EXERCISE:
Determine the number of lines that contain the word "testing", then state that number and nothing more.
>>>
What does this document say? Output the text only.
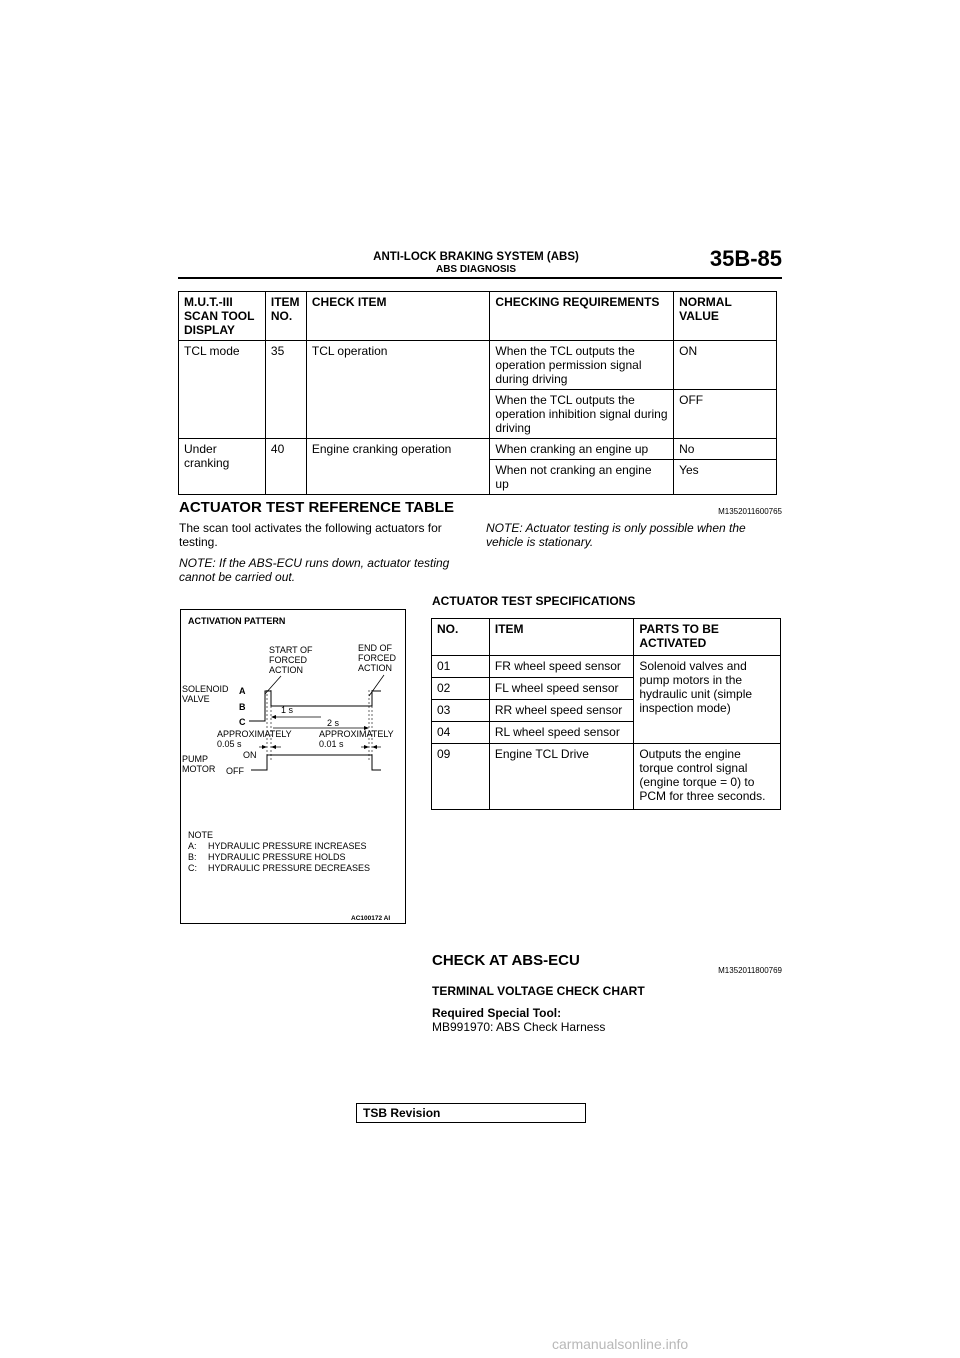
ANTI-LOCK BRAKING SYSTEM (ABS)
ABS DIAGNOSIS	35B-85
M.U.T.-III SCAN TOOL DISPLAY	ITEM NO.	CHECK ITEM	CHECKING REQUIREMENTS	NORMAL VALUE
TCL mode	35	TCL operation	When the TCL outputs the operation permission signal during driving	ON
			When the TCL outputs the operation inhibition signal during driving	OFF
Under cranking	40	Engine cranking operation	When cranking an engine up	No
			When not cranking an engine up	Yes
ACTUATOR TEST REFERENCE TABLE	M1352011600765
The scan tool activates the following actuators for testing.
NOTE: If the ABS-ECU runs down, actuator testing cannot be carried out.
NOTE: Actuator testing is only possible when the vehicle is stationary.
ACTIVATION PATTERN
START OF
FORCED
ACTION
END OF
FORCED
ACTION
SOLENOID
VALVE
A
B
C
1 s
2 s
APPROXIMATELY
0.05 s
APPROXIMATELY
0.01 s
ON
PUMP
MOTOR OFF
NOTE
A: HYDRAULIC PRESSURE INCREASES
B: HYDRAULIC PRESSURE HOLDS
C: HYDRAULIC PRESSURE DECREASES
AC100172 AI
ACTUATOR TEST SPECIFICATIONS
NO.	ITEM	PARTS TO BE ACTIVATED
01	FR wheel speed sensor	Solenoid valves and pump motors in the hydraulic unit (simple inspection mode)
02	FL wheel speed sensor	
03	RR wheel speed sensor	
04	RL wheel speed sensor	
09	Engine TCL Drive	Outputs the engine torque control signal (engine torque = 0) to PCM for three seconds.
CHECK AT ABS-ECU
M1352011800769
TERMINAL VOLTAGE CHECK CHART
Required Special Tool:
MB991970: ABS Check Harness
TSB Revision
carmanualsonline.info
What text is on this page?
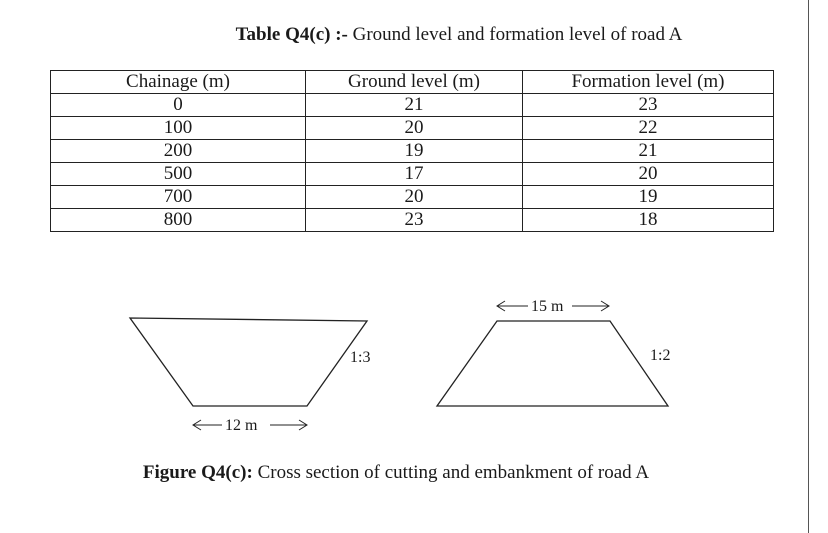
Table Q4(c) :- Ground level and formation level of road A
Chainage (m)	Ground level (m)	Formation level (m)
0	21	23
100	20	22
200	19	21
500	17	20
700	20	19
800	23	18
1:3
12 m
1:2
15 m
Figure Q4(c): Cross section of cutting and embankment of road A
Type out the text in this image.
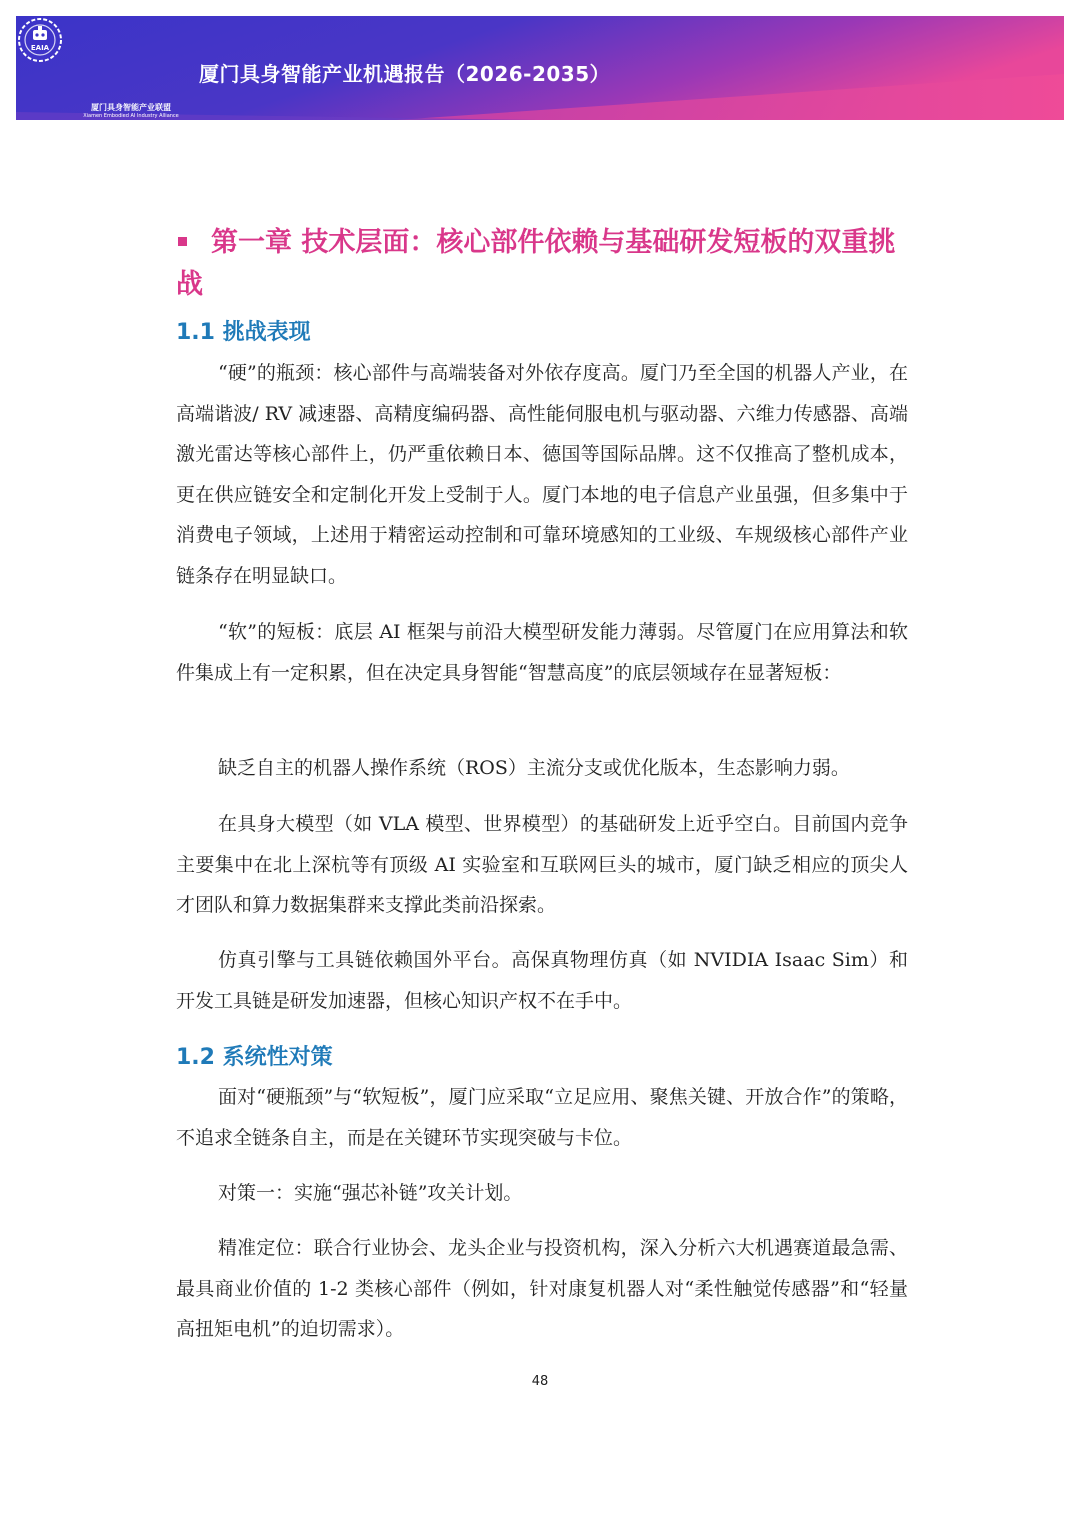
EAIA
厦门具身智能产业联盟
Xiamen Embodied AI Industry Alliance
厦门具身智能产业机遇报告（2026-2035）
第一章 技术层面：核心部件依赖与基础研发短板的双重挑战
1.1 挑战表现
“硬”的瓶颈：核心部件与高端装备对外依存度高。厦门乃至全国的机器人产业，在高端谐波/ RV 减速器、高精度编码器、高性能伺服电机与驱动器、六维力传感器、高端激光雷达等核心部件上，仍严重依赖日本、德国等国际品牌。这不仅推高了整机成本，更在供应链安全和定制化开发上受制于人。厦门本地的电子信息产业虽强，但多集中于消费电子领域，上述用于精密运动控制和可靠环境感知的工业级、车规级核心部件产业链条存在明显缺口。
“软”的短板：底层 AI 框架与前沿大模型研发能力薄弱。尽管厦门在应用算法和软件集成上有一定积累，但在决定具身智能“智慧高度”的底层领域存在显著短板：
缺乏自主的机器人操作系统（ROS）主流分支或优化版本，生态影响力弱。
在具身大模型（如 VLA 模型、世界模型）的基础研发上近乎空白。目前国内竞争主要集中在北上深杭等有顶级 AI 实验室和互联网巨头的城市，厦门缺乏相应的顶尖人才团队和算力数据集群来支撑此类前沿探索。
仿真引擎与工具链依赖国外平台。高保真物理仿真（如 NVIDIA Isaac Sim）和开发工具链是研发加速器，但核心知识产权不在手中。
1.2 系统性对策
面对“硬瓶颈”与“软短板”，厦门应采取“立足应用、聚焦关键、开放合作”的策略，不追求全链条自主，而是在关键环节实现突破与卡位。
对策一：实施“强芯补链”攻关计划。
精准定位：联合行业协会、龙头企业与投资机构，深入分析六大机遇赛道最急需、最具商业价值的 1-2 类核心部件（例如，针对康复机器人对“柔性触觉传感器”和“轻量高扭矩电机”的迫切需求）。
48
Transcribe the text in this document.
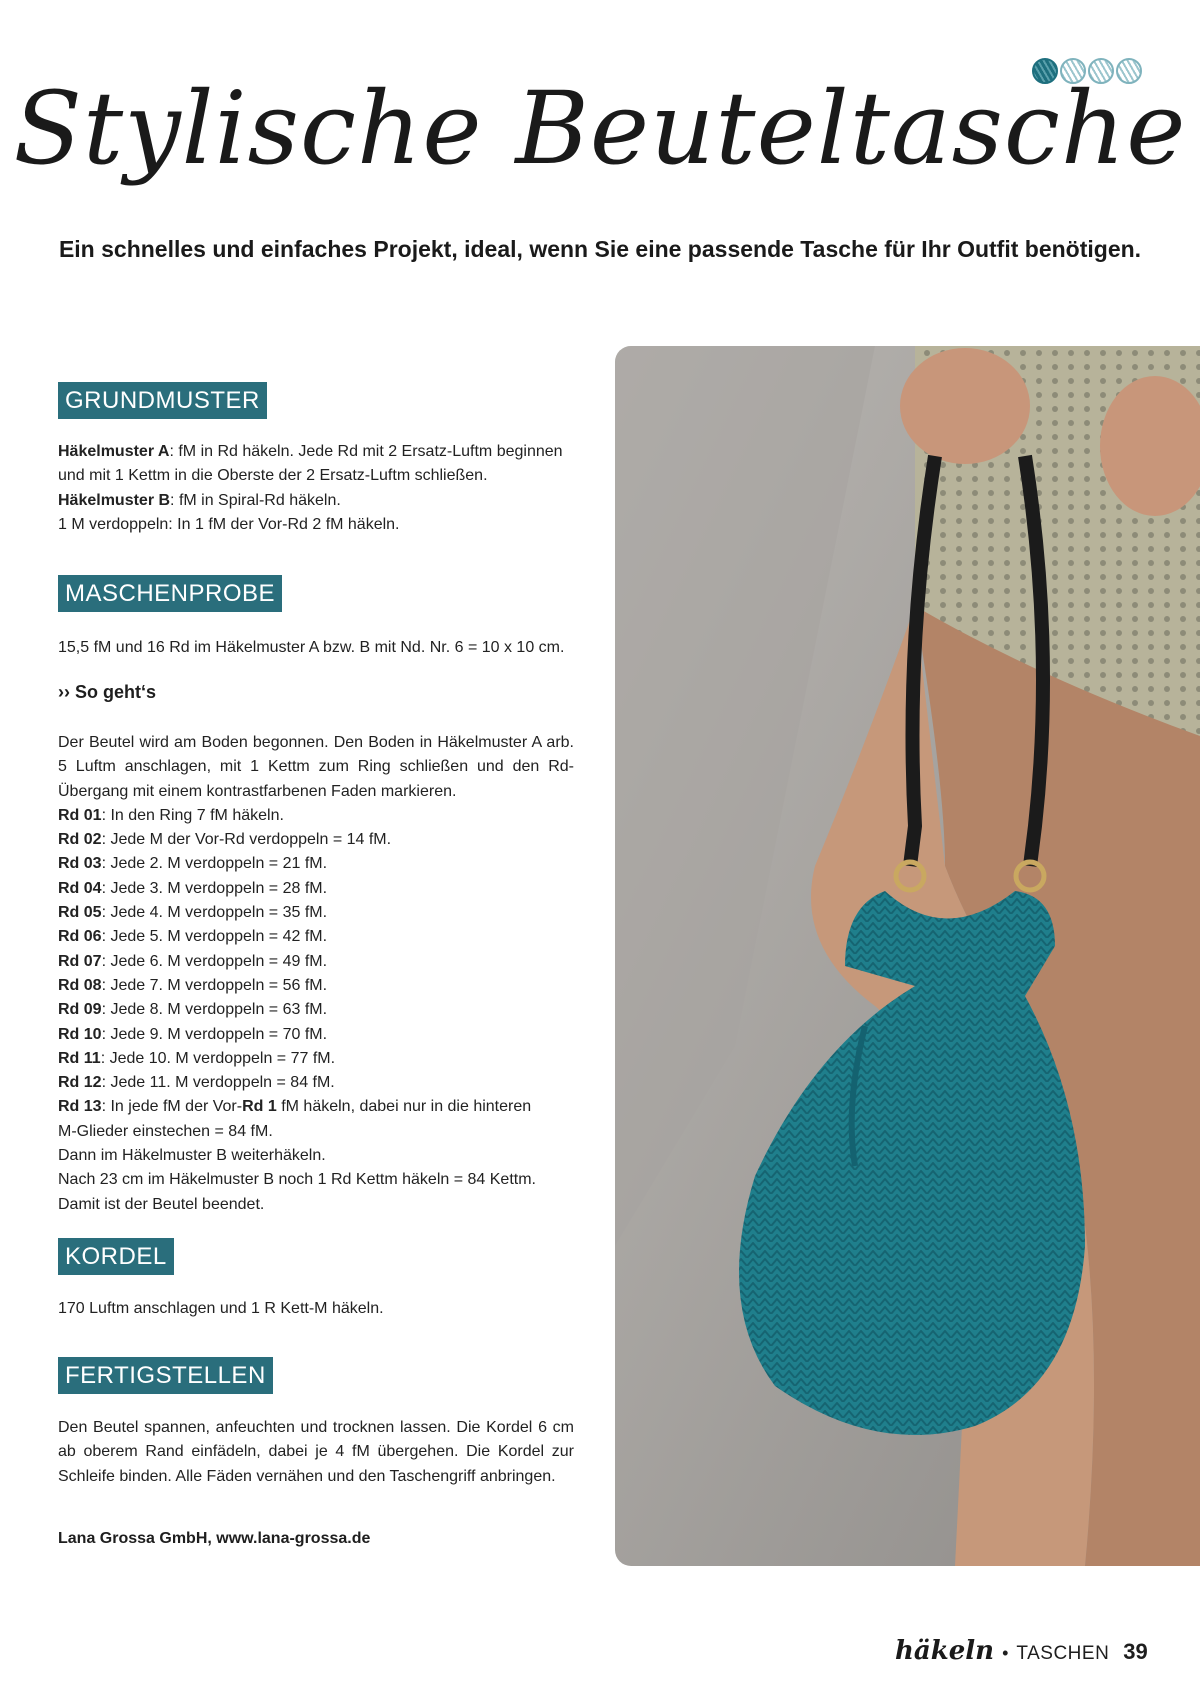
Stylische Beuteltasche
Ein schnelles und einfaches Projekt, ideal, wenn Sie eine passende Tasche für Ihr Outfit benötigen.
GRUNDMUSTER
Häkelmuster A: fM in Rd häkeln. Jede Rd mit 2 Ersatz-Luftm beginnen
und mit 1 Kettm in die Oberste der 2 Ersatz-Luftm schließen.
Häkelmuster B: fM in Spiral-Rd häkeln.
1 M verdoppeln: In 1 fM der Vor-Rd 2 fM häkeln.
MASCHENPROBE
15,5 fM und 16 Rd im Häkelmuster A bzw. B mit Nd. Nr. 6 = 10 x 10 cm.
›› So geht‘s
Der Beutel wird am Boden begonnen. Den Boden in Häkelmuster A arb. 5 Luftm anschlagen, mit 1 Kettm zum Ring schließen und den Rd-Übergang mit einem kontrastfarbenen Faden markieren.
Rd 01: In den Ring 7 fM häkeln.
Rd 02: Jede M der Vor-Rd verdoppeln = 14 fM.
Rd 03: Jede 2. M verdoppeln = 21 fM.
Rd 04: Jede 3. M verdoppeln = 28 fM.
Rd 05: Jede 4. M verdoppeln = 35 fM.
Rd 06: Jede 5. M verdoppeln = 42 fM.
Rd 07: Jede 6. M verdoppeln = 49 fM.
Rd 08: Jede 7. M verdoppeln = 56 fM.
Rd 09: Jede 8. M verdoppeln = 63 fM.
Rd 10: Jede 9. M verdoppeln = 70 fM.
Rd 11: Jede 10. M verdoppeln = 77 fM.
Rd 12: Jede 11. M verdoppeln = 84 fM.
Rd 13: In jede fM der Vor-Rd 1 fM häkeln, dabei nur in die hinteren
M-Glieder einstechen = 84 fM.
Dann im Häkelmuster B weiterhäkeln.
Nach 23 cm im Häkelmuster B noch 1 Rd Kettm häkeln = 84 Kettm.
Damit ist der Beutel beendet.
KORDEL
170 Luftm anschlagen und 1 R Kett-M häkeln.
FERTIGSTELLEN
Den Beutel spannen, anfeuchten und trocknen lassen. Die Kordel 6 cm ab oberem Rand einfädeln, dabei je 4 fM übergehen. Die Kordel zur Schleife binden. Alle Fäden vernähen und den Taschengriff anbringen.
Lana Grossa GmbH, www.lana-grossa.de
häkeln • TASCHEN 39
<<<
TASK RESULT:
3